§ Work instructions: Locate the string "this" in the records below. Copy every line where it occurs.

§ Data rows:
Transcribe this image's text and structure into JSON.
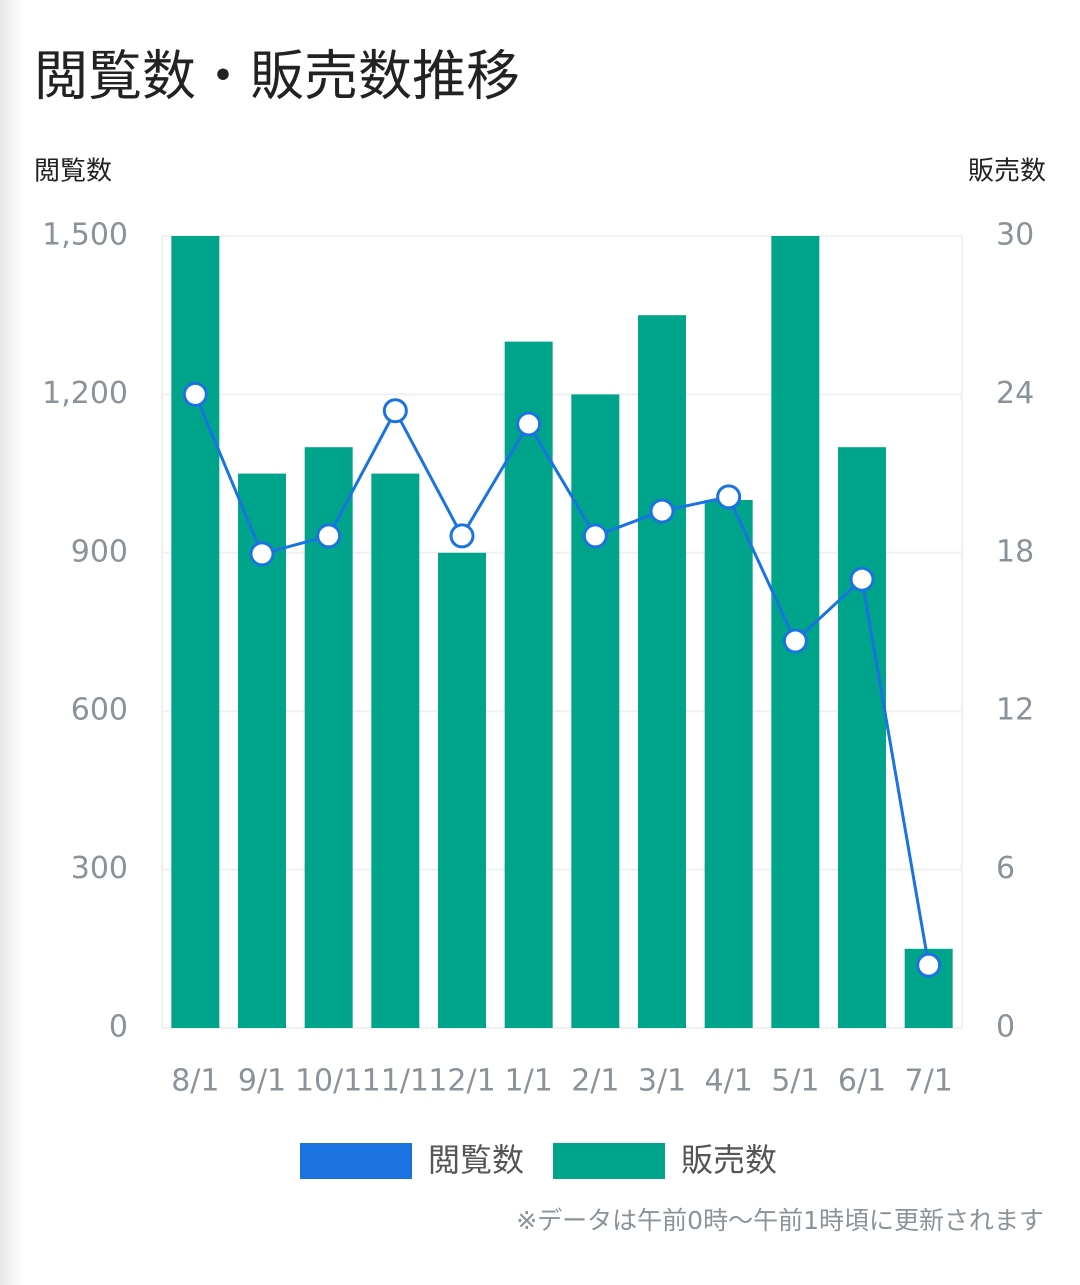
{
  "chart_data": {
    "type": "bar",
    "title": "閲覧数・販売数推移",
    "y_label": "閲覧数",
    "y2_label": "販売数",
    "categories": [
      "8/1",
      "9/1",
      "10/1",
      "11/1",
      "12/1",
      "1/1",
      "2/1",
      "3/1",
      "4/1",
      "5/1",
      "6/1",
      "7/1"
    ],
    "series": [
      {
        "name": "閲覧数",
        "type": "line",
        "axis": "y",
        "color": "#1a73e0",
        "values": [
          1200,
          898,
          932,
          1169,
          932,
          1144,
          932,
          979,
          1006,
          733,
          850,
          119
        ]
      },
      {
        "name": "販売数",
        "type": "bar",
        "axis": "y2",
        "color": "#00a48a",
        "values": [
          30,
          21,
          22,
          21,
          18,
          26,
          24,
          27,
          20,
          30,
          22,
          3
        ]
      }
    ],
    "ylim": [
      0,
      1500
    ],
    "yticks": [
      0,
      300,
      600,
      900,
      {
        "value": 1200,
        "label": "1,200"
      },
      {
        "value": 1500,
        "label": "1,500"
      }
    ],
    "y2lim": [
      0,
      30
    ],
    "y2ticks": [
      0,
      6,
      12,
      18,
      24,
      30
    ],
    "grid": true,
    "note": "※データは午前0時〜午前1時頃に更新されます"
  }
}
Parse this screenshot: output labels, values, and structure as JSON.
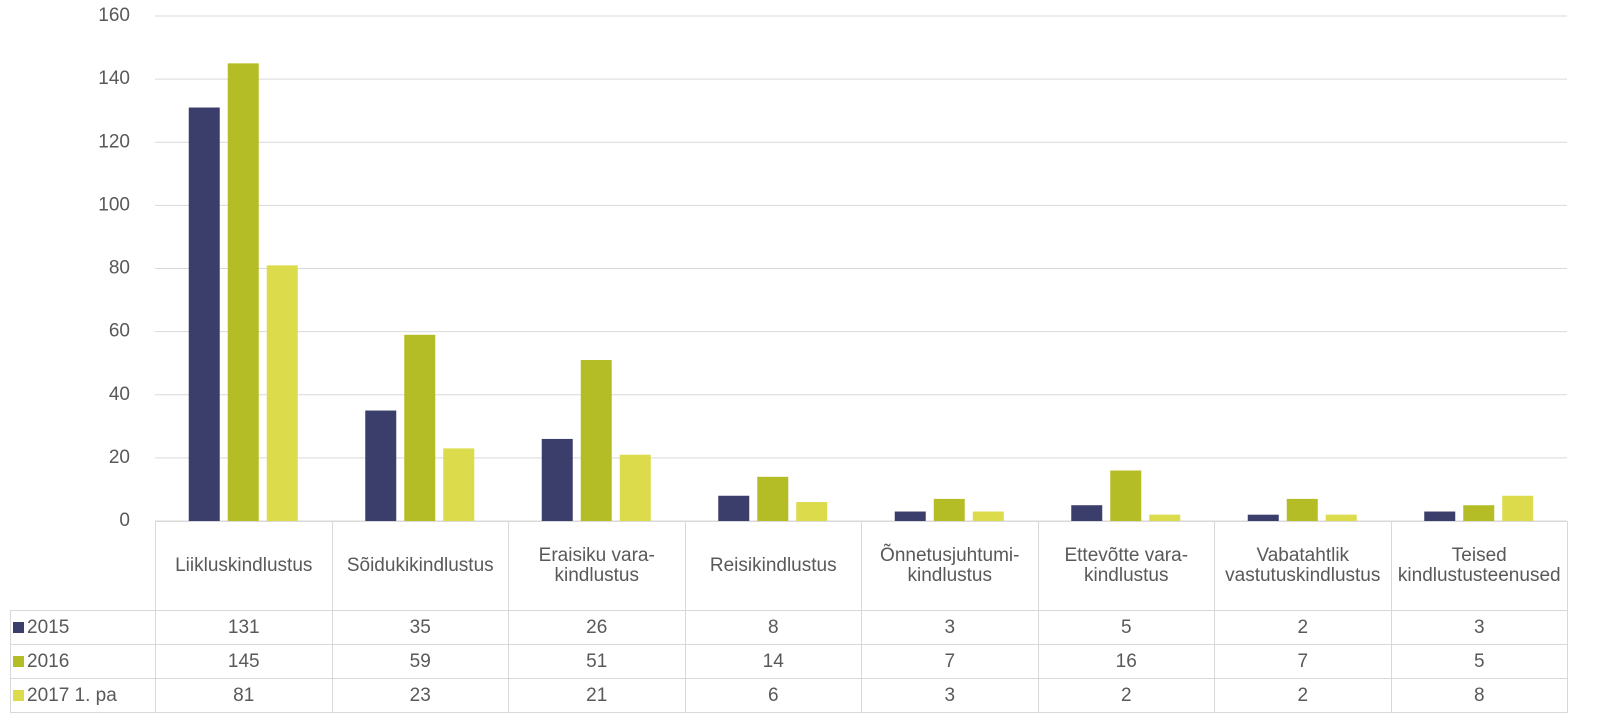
{
  "chart_data": {
    "type": "bar",
    "categories": [
      "Liikluskindlustus",
      "Sõidukikindlustus",
      "Eraisiku vara-kindlustus",
      "Reisikindlustus",
      "Õnnetusjuhtumi-kindlustus",
      "Ettevõtte vara-kindlustus",
      "Vabatahtlik vastutuskindlustus",
      "Teised kindlustusteenused"
    ],
    "series": [
      {
        "name": "2015",
        "color": "#3b3d6b",
        "values": [
          131,
          35,
          26,
          8,
          3,
          5,
          2,
          3
        ]
      },
      {
        "name": "2016",
        "color": "#b5bd26",
        "values": [
          145,
          59,
          51,
          14,
          7,
          16,
          7,
          5
        ]
      },
      {
        "name": "2017 1. pa",
        "color": "#dbdb4b",
        "values": [
          81,
          23,
          21,
          6,
          3,
          2,
          2,
          8
        ]
      }
    ],
    "ylim": [
      0,
      160
    ],
    "yticks": [
      0,
      20,
      40,
      60,
      80,
      100,
      120,
      140,
      160
    ],
    "grid": true
  }
}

§ The completed task:
Transcribe this image's text and structure into JSON.
Parse this screenshot: output labels, values, and structure as JSON.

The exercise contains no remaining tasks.